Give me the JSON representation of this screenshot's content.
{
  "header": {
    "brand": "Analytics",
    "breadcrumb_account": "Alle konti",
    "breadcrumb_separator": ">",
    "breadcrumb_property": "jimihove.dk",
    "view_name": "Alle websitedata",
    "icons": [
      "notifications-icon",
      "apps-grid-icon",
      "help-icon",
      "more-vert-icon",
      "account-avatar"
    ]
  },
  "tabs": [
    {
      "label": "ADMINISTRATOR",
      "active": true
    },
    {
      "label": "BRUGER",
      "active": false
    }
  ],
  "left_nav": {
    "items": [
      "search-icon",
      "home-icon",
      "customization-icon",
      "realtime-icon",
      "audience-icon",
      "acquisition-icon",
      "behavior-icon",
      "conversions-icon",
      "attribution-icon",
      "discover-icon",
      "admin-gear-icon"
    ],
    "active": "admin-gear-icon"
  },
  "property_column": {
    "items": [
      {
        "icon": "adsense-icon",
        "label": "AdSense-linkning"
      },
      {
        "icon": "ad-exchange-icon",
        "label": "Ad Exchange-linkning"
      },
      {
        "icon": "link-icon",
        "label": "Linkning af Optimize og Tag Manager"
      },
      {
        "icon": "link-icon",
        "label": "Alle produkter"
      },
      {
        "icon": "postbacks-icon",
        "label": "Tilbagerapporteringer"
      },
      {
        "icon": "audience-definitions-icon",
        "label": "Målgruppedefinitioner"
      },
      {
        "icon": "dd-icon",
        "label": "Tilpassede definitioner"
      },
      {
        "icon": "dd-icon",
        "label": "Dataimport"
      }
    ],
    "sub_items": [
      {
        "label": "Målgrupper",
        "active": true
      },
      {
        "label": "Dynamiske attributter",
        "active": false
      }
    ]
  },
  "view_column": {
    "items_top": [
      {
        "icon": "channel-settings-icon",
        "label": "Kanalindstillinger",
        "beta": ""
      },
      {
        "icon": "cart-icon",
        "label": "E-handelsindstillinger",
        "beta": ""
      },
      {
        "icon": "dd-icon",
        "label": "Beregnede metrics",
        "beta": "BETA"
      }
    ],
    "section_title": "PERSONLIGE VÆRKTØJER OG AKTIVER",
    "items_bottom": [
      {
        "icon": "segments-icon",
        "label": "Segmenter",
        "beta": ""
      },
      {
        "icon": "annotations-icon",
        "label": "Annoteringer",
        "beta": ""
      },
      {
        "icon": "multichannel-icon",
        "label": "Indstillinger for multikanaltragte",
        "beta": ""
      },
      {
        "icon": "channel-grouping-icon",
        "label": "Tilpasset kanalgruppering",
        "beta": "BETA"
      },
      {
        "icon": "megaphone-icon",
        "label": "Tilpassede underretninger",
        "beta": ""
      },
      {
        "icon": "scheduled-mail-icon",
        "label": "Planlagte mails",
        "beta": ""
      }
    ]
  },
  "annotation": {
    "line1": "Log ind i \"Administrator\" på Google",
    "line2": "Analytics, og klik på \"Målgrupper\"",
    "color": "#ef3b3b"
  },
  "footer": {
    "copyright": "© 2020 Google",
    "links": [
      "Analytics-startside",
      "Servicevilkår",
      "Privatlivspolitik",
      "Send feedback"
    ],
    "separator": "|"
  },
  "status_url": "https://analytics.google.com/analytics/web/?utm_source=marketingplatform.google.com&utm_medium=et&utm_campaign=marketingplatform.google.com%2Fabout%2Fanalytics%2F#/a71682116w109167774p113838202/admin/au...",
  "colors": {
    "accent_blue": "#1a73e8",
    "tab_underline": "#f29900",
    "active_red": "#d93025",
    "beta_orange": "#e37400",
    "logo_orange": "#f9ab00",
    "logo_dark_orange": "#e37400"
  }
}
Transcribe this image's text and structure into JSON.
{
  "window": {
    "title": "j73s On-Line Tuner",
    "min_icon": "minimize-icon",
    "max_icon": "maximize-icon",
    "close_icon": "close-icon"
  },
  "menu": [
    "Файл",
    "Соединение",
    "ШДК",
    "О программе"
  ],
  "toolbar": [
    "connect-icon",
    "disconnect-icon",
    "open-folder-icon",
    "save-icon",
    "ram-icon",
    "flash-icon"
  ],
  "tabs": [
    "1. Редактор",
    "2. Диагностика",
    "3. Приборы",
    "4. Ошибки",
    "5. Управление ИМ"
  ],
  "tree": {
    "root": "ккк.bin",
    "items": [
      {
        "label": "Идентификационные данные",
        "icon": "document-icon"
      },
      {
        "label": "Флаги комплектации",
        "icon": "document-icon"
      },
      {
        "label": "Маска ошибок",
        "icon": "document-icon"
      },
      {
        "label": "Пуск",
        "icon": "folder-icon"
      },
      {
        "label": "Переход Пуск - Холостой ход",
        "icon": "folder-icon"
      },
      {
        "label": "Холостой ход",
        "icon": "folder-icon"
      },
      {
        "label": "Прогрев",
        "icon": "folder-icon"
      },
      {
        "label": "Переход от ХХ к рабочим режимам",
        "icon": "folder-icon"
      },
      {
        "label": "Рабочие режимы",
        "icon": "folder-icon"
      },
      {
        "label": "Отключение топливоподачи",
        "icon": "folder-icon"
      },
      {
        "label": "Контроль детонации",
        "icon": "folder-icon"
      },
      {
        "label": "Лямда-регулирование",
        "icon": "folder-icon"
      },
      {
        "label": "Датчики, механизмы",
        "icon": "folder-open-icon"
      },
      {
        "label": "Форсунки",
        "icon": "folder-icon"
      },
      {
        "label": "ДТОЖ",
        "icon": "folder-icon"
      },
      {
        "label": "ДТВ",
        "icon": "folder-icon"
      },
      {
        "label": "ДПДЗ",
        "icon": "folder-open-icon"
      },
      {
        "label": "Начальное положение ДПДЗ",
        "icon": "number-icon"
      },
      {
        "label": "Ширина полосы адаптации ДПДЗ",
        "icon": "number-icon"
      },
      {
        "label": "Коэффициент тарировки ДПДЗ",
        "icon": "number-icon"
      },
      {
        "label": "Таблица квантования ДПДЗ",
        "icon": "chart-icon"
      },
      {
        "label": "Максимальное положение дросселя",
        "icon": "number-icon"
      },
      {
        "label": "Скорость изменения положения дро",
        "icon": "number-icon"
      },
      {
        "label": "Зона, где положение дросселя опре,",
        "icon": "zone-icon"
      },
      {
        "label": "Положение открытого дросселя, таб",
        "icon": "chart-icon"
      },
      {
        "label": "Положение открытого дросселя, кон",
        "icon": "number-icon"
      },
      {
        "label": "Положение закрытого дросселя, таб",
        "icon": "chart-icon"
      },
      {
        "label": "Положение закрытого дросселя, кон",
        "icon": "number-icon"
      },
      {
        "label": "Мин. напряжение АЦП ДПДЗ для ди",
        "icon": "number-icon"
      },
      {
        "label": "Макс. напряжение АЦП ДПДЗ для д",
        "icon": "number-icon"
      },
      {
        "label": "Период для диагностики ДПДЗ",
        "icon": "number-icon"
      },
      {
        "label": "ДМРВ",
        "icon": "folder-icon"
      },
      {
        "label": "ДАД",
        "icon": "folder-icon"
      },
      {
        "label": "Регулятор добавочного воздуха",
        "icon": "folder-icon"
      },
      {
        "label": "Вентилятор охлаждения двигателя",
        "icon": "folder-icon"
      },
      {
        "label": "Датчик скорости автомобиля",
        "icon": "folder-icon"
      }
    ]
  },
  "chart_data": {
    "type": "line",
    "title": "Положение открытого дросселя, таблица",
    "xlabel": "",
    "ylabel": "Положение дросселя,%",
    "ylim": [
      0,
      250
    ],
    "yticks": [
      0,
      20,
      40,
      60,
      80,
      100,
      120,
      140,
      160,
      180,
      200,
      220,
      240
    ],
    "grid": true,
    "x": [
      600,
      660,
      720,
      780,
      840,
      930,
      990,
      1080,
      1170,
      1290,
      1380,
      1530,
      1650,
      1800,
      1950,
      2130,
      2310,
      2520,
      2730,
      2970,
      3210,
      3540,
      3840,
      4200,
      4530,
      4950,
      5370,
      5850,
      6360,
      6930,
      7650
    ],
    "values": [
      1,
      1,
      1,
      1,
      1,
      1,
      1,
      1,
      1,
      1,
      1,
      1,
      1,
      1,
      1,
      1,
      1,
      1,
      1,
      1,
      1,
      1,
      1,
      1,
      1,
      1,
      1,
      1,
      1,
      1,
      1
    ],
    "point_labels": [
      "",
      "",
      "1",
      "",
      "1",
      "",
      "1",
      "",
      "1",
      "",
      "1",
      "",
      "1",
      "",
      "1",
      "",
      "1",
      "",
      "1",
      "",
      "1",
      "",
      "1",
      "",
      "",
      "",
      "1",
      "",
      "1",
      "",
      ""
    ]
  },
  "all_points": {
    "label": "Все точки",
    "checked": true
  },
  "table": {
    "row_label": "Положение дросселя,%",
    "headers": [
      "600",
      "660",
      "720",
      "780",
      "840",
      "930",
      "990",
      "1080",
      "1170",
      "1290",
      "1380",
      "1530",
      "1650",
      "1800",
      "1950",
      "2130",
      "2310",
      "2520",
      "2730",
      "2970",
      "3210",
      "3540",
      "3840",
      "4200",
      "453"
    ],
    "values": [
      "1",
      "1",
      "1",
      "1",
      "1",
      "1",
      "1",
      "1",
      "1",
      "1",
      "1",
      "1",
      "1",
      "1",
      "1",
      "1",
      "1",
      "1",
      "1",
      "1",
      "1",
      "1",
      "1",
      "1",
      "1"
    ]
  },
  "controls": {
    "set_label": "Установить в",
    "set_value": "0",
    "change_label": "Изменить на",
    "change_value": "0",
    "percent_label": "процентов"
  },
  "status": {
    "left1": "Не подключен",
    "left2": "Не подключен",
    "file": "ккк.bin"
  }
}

### WHAT THIS TASK INVOLVES
Scan the material line by line and report each one that contains "audience".

### SOLUTION TO THE PROBLEM
      "audience-icon",
        "icon": "audience-definitions-icon",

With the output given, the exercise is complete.